_Consegna 1:_ Nella lettera di Gramsci alla cognata, perché il carcere delle quattro mura era stato previsto solo come probabilità subordinata? Rispondi in una o due frasi.
_Consegna 2:_ Stampa le righe del materiale fornito, dalla prima fino a quella che contiene "405, 671, 486]", inclusa.
##### Brano dato #####
Finchè vivrò non mi stancherò di leggere e rileggere i Quaderni e le lettere dal carcere di Antonio Gramsci. Oltre a costituire una indiscutibile testimonianza della sua grandezza umana rimangono una miniera ancora, in gran parte, da scoprire.
Oggi vi propongo una lettera, inviata alla cognata, dal carcere fascista. (fv)
19 maggio 1930
Carissima Tatiana,
ho
ricevuto tue lettere e cartoline. Mi ha fatto nuovamente sorridere la
curiosa concezione che tu hai della mia situazione carceraria. Non so se
tu hai letto le opere di Hegel, che ha scritto «il delinquente aver diritto
alla sua pena». Su per giú tu immagini me come uno che insistentemente
rivendica il diritto di soffrire, di essere martirizzato, di non essere
defraudato neanche di un minuto secondo e di una sfumatura della sua
pena. Io sarei un nuovo Gandhy, che vuole testimoniare dinanzi ai superi
e agli inferi i tormenti del popolo indiano, un nuovo Geremia o Elia o
non so chi altro profeta d’Israello che andava in piazza a mangiare cose
immonde per offrirsi in olocausto al dio della vendetta, ecc. ecc. Non
so come ti sei fatta questa concezione, che è molto ingenua nei tuoi
rapporti personali e abbastanza ingiusta nei tuoi rapporti verso di me,
ingiusta e inconsiderata. Ti ho detto che io sono eminentemente pratico;
io penso che non capisci ciò che io voglia dire con questa espressione,
perché non fai nessuno sforzo per metterti nelle mie condizioni
(probabilmente quindi io ti dovrò apparire come un commediante o che so
io). La mia praticità consiste in questo: nel sapere che a battere la
testa contro il muro è la testa a rompersi e non il muro. Molto
elementare, come vedi, eppure molto difficile a capire per chi non ha
mai dovuto pensare di poter sbattere la testa contro il muro, ma ha
sentito dire che basta dire: apriti Sesamo! perché il muro si apra. Il
tuo atteggiamento è inconsapevolmente crudele; tu vedi uno legato
(veramente non lo vedi legato e non sai rappresentarti il legame) che
non vuol muoversi perché non può muoversi. Tu pensi che non si muove
perché non vuole (non vedi che, per aver voluto muoversi, i legami gli
hanno già rotto le carni) e allora giú a sollecitarlo con delle punte di
fuoco. Cosa ottieni? Lo fai contorcere e ai legami che già lo
dissanguano aggiungi le bruciature. – Questo quadro orripilante da
romanzo d’appendice sull’Inquisizione di Spagna penso bene che non ti
persuaderà e che tu continuerai; e siccome i bottoni di fuoco sono
anch’essi puramente metaforici, avverrà che io continuerò a seguire la
mia «pratica», di non sfondare le muraglie a colpi di testa (che mi
duole già abbastanza per sopportare simili sports) e di mettere da parte
quei problemi per risolvere i quali mancano gli elementi
indispensabili. Questa è la mia forza, la mia sola forza e proprio
questa tu mi vorresti togliere. D’altronde è una forza che non si può
dare ad altri, purtroppo; la si può perdere, non la si può regalare né
trasmettere. Tu, penso, non hai riflettuto abbastanza al caso mio e non
sai scomporlo nei suoi elementi. Io sono sottoposto a vari regimi
carcerari: c’è il regime carcerario costituito dalle quattro mura, dalla
grata, dalla bocca di lupo, ecc. ecc.; – era già stato da me
preventivato e come probabilità subordinata, perché la probabilità
primaria dal 1921 al novembre 1926, non era il carcere, ma il perdere la
vita. Quello che da me non era stato preventivato era l’altro carcere,
che si è aggiunto al primo ed è costituito dall’essere tagliato fuori
non solo dalla vita sociale, ma anche dalla vita famigliare ecc. ecc.
##### Materiale fornito #####
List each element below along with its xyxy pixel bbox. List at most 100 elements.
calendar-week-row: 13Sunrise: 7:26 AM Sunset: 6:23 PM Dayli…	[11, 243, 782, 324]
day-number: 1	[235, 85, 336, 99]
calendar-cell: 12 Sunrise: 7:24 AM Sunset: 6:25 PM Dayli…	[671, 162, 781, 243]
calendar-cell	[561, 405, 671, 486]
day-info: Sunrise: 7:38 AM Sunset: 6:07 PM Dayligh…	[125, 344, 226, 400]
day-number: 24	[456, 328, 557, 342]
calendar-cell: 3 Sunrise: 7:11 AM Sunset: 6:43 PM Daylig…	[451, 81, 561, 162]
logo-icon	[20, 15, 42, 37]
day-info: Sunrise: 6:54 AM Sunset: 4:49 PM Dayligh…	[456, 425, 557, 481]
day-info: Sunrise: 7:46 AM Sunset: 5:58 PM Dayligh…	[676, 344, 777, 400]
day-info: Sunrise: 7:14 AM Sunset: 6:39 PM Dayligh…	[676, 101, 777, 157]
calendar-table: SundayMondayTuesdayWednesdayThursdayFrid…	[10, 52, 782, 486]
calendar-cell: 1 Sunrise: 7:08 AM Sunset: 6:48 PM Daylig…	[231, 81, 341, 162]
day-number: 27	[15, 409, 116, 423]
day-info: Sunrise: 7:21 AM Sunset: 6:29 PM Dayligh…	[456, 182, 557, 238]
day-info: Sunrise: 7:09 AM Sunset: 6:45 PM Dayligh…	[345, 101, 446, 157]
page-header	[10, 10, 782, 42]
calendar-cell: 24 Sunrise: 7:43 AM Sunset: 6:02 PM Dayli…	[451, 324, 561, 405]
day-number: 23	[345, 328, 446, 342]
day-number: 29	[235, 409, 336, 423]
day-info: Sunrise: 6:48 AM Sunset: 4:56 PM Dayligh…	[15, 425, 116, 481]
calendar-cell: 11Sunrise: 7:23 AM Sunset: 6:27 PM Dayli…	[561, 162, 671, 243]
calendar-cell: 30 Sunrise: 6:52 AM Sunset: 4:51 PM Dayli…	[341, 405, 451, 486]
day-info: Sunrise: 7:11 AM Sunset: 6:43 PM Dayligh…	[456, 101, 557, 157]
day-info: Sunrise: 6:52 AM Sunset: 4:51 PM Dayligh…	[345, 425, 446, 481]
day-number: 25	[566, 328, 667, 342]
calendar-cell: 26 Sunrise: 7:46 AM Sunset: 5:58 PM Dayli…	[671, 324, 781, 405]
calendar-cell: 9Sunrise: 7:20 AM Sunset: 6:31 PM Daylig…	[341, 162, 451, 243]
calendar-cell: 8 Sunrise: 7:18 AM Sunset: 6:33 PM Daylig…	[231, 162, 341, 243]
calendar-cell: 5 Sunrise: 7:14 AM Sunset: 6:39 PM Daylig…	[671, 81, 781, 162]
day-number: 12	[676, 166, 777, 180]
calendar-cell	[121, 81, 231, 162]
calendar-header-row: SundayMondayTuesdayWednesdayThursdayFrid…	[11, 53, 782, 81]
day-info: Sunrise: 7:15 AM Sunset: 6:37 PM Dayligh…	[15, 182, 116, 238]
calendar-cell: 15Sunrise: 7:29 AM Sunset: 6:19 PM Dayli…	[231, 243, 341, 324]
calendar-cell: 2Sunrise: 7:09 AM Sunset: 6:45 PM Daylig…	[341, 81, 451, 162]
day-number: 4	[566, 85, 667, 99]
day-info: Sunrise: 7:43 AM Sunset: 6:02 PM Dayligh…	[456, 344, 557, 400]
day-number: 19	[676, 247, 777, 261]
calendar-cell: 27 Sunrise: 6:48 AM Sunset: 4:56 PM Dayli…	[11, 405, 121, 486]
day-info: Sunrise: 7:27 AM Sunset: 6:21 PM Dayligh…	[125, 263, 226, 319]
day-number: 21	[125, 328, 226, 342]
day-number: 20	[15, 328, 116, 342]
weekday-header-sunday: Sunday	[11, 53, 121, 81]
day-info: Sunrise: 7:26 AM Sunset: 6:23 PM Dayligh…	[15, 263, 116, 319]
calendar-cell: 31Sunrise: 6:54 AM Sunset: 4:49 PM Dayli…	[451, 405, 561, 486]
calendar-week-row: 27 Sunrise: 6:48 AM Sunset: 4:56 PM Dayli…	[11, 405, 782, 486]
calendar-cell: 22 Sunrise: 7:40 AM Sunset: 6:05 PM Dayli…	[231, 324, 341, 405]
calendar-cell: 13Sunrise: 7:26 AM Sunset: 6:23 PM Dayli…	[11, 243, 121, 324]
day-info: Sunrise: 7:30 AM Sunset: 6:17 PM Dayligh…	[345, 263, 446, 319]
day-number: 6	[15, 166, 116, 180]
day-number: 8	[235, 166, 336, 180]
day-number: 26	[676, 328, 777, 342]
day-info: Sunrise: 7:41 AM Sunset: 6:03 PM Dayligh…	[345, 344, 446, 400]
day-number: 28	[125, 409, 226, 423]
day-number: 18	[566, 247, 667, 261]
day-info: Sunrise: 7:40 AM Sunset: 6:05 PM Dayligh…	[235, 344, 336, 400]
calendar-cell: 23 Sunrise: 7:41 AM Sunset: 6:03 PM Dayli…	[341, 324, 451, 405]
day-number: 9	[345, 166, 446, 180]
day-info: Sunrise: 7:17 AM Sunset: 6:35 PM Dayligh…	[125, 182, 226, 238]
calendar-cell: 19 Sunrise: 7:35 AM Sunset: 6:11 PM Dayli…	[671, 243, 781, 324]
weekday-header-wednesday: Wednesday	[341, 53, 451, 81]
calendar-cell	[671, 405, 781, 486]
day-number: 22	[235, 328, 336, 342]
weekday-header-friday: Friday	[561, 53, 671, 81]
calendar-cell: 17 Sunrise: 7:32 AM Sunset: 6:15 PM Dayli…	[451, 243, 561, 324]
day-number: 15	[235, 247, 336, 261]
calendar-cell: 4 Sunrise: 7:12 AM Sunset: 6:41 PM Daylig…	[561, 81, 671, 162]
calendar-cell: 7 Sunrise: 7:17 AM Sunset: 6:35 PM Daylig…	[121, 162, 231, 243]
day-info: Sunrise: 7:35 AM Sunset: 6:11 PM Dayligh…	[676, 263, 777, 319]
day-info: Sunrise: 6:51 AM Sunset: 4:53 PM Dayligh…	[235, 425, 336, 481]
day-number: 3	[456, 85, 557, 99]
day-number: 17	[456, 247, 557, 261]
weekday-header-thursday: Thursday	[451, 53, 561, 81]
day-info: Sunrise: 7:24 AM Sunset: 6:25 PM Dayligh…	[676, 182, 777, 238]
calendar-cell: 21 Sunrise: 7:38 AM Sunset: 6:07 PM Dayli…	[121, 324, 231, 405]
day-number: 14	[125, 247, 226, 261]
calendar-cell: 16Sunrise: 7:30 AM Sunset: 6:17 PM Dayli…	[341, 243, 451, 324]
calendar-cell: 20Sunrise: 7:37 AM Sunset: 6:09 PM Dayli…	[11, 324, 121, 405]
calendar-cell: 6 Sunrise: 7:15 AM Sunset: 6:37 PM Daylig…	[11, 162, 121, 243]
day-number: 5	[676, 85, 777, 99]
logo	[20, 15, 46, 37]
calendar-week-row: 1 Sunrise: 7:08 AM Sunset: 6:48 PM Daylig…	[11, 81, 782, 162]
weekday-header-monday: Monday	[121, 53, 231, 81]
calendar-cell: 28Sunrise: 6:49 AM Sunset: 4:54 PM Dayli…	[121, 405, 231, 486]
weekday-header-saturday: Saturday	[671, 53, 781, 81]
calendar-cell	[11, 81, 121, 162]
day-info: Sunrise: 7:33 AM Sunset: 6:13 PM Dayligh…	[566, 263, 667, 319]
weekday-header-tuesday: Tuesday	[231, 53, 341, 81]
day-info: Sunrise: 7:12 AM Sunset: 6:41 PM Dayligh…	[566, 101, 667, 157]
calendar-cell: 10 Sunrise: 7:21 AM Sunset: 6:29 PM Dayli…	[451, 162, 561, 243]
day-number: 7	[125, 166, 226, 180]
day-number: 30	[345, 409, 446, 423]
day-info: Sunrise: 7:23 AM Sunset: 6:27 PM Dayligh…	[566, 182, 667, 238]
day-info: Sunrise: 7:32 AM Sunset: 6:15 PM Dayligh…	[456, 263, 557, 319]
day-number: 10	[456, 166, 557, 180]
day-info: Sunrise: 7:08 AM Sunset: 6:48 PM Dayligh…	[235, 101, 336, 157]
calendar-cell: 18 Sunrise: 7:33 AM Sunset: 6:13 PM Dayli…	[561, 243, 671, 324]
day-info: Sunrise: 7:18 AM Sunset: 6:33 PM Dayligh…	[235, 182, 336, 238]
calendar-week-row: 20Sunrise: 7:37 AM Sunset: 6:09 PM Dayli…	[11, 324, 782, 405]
#####
_Risposta scritta 1:_ Dal 1921 al novembre 1926 la probabilità primaria non era il carcere, ma perdere la vita. Per questo il carcere era stato messo in conto solo come probabilità secondaria.

_Risposta scritta 2:_
List each element below along with its xyxy pixel bbox. List at most 100 elements.
calendar-week-row: 13Sunrise: 7:26 AM Sunset: 6:23 PM Dayli…	[11, 243, 782, 324]
day-number: 1	[235, 85, 336, 99]
calendar-cell: 12 Sunrise: 7:24 AM Sunset: 6:25 PM Dayli…	[671, 162, 781, 243]
calendar-cell	[561, 405, 671, 486]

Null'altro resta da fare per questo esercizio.